▶ Dataset records:
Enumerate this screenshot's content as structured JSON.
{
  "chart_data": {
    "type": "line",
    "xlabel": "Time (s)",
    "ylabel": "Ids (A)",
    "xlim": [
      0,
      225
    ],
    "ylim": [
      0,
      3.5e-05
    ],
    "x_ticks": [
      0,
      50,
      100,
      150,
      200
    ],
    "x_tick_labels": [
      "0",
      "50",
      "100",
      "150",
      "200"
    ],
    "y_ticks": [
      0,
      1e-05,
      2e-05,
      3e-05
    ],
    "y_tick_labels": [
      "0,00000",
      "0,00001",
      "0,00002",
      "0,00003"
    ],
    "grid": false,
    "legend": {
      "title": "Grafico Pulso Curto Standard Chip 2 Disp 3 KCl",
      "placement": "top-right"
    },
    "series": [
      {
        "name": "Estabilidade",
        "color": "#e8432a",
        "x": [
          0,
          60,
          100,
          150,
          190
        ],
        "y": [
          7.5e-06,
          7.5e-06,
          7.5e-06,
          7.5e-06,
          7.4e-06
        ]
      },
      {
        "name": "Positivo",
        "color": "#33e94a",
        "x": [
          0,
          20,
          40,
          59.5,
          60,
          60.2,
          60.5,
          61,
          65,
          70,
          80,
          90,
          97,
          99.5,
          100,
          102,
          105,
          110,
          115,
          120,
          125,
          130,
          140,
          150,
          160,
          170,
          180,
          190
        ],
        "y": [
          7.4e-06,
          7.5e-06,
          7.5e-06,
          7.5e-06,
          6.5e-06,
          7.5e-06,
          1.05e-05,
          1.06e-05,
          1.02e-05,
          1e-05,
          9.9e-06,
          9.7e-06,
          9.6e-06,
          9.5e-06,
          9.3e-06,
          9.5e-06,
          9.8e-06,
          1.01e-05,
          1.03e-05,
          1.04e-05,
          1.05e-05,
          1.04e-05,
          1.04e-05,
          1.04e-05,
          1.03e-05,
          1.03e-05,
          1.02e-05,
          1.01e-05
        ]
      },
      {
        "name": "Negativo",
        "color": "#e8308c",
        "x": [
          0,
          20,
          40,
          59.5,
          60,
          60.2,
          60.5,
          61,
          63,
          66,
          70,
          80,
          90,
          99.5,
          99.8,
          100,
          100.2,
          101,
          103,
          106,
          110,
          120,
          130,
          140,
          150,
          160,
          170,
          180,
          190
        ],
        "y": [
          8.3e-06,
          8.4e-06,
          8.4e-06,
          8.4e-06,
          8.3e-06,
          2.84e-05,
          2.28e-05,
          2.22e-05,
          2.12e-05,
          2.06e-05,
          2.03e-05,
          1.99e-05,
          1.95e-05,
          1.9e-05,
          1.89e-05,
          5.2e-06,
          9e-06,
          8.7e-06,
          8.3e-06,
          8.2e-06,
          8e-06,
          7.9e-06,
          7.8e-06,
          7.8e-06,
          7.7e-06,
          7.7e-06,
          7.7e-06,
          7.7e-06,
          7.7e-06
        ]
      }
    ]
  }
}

▶ What you should do: Gather all lines from the records above in which "color" appears.

▶ Result of the task:
        "color": "#e8432a",
        "color": "#33e94a",
        "color": "#e8308c",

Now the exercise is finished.